AIM:
Select, from the data, each line where "Average" occurs.

SUPPLIED RECORDS:

****

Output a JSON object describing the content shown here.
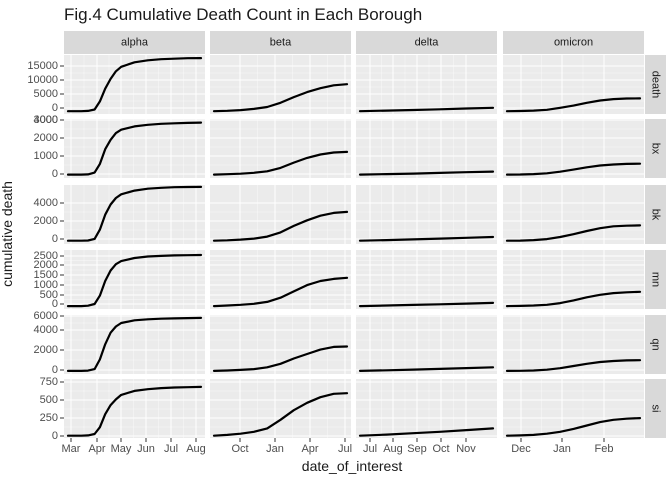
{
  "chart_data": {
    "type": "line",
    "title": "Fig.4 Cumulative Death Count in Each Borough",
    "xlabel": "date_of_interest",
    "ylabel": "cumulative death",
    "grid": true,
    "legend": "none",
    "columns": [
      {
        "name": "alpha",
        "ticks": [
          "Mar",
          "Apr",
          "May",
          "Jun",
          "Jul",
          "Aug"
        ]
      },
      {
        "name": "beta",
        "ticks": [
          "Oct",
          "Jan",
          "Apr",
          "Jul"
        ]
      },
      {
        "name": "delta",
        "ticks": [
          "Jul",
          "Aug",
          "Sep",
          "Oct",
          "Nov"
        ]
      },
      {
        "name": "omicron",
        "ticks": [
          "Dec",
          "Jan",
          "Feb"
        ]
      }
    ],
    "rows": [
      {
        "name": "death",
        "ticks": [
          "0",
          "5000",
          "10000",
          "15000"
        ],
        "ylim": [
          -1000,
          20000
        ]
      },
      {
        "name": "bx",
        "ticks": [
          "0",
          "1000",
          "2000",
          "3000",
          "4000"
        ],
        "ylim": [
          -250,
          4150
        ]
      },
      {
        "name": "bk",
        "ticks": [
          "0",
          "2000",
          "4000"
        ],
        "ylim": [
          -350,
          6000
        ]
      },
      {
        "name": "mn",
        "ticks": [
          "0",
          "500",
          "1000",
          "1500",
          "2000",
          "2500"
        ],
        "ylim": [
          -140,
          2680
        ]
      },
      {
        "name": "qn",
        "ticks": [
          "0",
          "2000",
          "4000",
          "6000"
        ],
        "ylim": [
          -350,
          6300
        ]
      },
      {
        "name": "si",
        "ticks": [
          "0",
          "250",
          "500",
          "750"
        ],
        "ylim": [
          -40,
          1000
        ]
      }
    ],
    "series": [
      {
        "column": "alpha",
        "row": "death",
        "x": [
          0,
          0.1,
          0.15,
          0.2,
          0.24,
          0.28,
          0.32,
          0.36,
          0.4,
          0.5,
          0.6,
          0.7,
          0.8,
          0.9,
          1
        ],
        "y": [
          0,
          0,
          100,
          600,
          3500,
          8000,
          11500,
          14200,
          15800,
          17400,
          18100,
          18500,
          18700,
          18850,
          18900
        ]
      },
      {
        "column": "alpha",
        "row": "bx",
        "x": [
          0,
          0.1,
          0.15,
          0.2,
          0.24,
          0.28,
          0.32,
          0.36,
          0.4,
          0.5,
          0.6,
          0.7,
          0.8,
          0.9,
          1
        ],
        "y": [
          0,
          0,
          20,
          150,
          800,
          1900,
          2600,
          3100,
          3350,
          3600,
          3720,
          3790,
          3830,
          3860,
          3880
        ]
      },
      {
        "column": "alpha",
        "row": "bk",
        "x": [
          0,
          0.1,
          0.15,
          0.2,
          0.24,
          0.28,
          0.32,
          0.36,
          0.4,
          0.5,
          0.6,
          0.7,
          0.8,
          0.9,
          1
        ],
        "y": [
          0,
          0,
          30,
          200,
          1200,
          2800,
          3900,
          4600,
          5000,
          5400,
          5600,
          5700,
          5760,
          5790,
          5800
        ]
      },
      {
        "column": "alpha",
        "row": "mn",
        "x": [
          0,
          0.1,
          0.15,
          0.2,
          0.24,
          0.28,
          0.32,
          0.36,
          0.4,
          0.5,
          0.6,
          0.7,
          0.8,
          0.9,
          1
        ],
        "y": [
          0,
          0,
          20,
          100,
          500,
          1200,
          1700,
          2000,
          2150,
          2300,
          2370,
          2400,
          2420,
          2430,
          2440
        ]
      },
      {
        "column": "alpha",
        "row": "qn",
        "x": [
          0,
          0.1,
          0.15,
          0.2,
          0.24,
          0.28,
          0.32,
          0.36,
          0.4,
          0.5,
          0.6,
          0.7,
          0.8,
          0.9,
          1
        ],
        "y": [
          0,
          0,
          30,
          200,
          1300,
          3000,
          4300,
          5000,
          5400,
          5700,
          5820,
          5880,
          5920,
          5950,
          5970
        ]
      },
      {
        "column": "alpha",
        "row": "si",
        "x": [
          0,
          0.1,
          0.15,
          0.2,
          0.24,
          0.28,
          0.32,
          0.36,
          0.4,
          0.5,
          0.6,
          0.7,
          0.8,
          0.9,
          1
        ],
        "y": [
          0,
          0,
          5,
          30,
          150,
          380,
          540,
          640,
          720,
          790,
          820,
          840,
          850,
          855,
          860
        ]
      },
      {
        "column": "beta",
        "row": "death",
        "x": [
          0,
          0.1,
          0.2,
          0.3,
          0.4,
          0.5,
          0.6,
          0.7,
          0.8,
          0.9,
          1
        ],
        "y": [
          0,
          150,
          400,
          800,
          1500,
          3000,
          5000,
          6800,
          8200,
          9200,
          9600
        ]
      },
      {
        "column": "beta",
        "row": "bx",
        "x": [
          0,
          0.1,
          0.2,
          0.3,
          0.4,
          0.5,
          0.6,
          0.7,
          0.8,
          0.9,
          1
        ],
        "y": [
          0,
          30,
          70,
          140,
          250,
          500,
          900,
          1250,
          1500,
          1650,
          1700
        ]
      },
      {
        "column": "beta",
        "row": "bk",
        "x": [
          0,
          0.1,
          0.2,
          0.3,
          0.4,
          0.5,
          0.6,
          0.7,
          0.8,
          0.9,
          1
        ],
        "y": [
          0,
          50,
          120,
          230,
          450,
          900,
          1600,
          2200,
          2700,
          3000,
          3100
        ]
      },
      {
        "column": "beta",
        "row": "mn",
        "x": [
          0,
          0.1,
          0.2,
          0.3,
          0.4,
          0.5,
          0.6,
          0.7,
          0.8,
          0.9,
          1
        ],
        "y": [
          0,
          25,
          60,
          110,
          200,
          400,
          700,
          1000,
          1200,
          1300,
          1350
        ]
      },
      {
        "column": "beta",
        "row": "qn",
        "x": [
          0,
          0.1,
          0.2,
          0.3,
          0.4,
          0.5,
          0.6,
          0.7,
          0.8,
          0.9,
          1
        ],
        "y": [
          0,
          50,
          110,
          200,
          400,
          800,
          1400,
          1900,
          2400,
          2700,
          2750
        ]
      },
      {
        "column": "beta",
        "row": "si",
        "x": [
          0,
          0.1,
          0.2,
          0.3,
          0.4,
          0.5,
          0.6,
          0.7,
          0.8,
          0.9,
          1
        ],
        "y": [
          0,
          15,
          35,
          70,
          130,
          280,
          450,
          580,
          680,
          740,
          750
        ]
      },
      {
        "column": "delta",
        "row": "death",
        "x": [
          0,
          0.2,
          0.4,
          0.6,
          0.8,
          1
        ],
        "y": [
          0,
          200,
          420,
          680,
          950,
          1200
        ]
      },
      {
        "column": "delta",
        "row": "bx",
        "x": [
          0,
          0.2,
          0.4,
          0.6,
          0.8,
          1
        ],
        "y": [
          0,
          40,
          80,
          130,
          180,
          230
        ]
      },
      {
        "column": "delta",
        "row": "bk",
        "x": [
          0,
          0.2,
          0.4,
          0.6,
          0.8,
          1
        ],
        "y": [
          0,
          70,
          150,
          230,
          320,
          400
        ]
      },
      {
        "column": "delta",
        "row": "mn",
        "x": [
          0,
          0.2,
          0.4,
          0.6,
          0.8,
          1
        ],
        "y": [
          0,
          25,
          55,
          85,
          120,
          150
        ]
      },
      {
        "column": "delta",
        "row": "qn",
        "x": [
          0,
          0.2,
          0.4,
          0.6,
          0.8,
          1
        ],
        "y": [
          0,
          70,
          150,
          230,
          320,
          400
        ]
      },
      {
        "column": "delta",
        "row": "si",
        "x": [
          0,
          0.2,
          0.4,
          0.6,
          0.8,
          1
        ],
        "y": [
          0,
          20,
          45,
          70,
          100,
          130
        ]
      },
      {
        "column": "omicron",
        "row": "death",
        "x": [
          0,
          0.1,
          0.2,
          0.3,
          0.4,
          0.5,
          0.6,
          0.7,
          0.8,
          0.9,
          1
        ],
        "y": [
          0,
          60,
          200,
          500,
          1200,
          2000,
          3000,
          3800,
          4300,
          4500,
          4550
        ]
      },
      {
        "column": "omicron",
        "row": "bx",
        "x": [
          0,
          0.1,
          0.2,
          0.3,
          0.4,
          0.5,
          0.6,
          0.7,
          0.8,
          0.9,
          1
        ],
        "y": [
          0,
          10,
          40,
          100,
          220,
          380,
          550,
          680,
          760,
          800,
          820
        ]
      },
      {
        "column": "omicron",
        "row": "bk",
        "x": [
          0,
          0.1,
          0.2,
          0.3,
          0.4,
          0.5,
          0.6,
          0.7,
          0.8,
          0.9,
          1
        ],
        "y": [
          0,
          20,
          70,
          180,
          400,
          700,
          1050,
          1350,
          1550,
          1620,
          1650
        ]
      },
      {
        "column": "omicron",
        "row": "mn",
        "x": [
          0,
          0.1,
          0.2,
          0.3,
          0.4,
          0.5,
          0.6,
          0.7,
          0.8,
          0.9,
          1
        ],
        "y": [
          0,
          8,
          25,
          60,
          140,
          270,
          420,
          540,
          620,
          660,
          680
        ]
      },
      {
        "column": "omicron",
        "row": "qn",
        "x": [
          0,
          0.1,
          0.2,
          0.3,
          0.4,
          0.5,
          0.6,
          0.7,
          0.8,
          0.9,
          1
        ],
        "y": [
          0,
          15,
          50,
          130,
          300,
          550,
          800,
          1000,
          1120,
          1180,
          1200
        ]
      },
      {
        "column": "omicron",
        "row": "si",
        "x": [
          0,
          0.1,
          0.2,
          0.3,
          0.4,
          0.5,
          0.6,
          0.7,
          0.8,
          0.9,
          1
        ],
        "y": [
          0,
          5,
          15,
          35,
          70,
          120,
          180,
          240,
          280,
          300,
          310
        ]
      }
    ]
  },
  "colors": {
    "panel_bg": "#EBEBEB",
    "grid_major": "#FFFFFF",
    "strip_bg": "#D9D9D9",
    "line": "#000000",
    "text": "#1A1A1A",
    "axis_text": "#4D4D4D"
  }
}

****

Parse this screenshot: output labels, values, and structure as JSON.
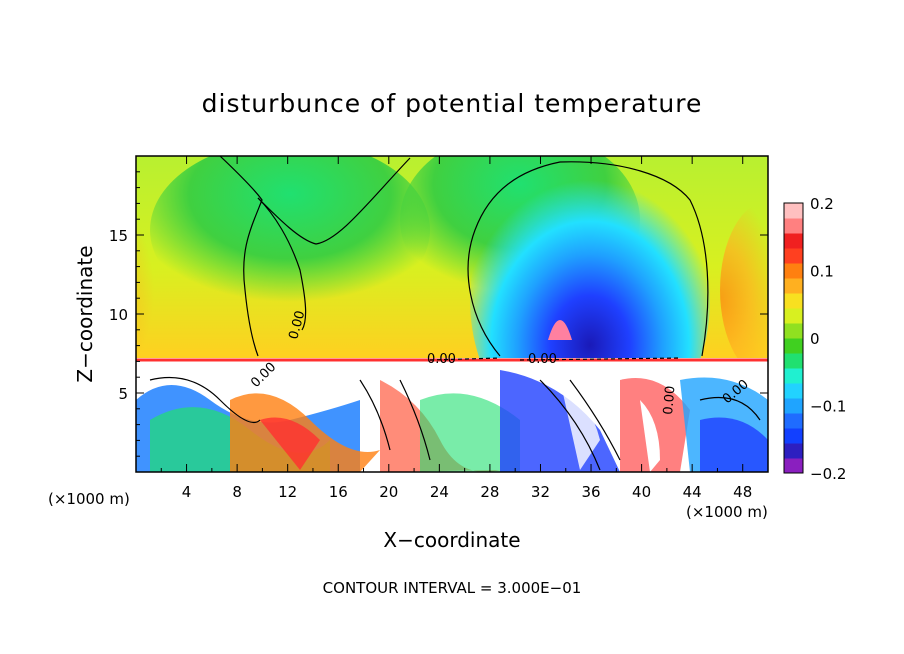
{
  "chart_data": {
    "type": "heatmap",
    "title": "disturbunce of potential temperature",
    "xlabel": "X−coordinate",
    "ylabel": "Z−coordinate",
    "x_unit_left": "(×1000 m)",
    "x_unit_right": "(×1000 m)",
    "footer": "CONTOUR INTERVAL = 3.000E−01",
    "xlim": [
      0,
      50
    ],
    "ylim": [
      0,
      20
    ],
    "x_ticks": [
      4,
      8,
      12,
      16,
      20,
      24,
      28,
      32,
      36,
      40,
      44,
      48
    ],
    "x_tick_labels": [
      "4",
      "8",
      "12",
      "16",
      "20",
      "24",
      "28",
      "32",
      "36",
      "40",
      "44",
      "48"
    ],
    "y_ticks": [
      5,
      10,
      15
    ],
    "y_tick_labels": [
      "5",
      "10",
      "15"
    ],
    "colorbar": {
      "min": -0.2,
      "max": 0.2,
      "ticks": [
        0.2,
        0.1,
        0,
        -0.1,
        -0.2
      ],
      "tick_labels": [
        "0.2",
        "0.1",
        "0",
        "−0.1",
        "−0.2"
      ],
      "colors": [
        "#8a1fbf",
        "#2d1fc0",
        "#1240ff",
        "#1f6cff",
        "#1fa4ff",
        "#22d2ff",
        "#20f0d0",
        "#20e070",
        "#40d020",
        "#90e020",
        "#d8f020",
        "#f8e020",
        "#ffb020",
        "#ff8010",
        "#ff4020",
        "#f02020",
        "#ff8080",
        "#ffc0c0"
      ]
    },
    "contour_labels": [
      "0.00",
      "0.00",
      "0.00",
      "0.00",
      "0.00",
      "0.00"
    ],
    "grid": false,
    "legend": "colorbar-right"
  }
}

****

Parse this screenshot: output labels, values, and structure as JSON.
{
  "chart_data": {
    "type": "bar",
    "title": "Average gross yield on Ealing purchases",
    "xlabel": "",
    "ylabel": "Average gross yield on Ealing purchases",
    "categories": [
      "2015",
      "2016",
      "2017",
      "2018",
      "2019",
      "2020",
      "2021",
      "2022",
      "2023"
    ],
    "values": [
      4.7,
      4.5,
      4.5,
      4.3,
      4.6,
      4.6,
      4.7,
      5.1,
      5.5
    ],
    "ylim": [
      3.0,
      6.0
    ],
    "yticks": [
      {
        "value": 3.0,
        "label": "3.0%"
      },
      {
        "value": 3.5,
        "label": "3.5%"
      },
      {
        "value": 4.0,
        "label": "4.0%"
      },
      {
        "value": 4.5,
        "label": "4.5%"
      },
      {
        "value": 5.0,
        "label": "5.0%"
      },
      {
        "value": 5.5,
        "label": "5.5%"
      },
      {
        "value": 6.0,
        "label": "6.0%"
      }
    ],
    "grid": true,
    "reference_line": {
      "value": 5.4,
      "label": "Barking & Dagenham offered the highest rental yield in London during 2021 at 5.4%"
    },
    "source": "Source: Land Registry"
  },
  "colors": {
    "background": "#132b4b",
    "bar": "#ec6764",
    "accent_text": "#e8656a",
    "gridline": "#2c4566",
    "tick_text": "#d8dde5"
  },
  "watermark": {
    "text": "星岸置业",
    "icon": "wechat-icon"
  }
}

****

FINISHED EXERCISE:
    "title": "Average gross yield on Ealing purchases",
    "ylabel": "Average gross yield on Ealing purchases",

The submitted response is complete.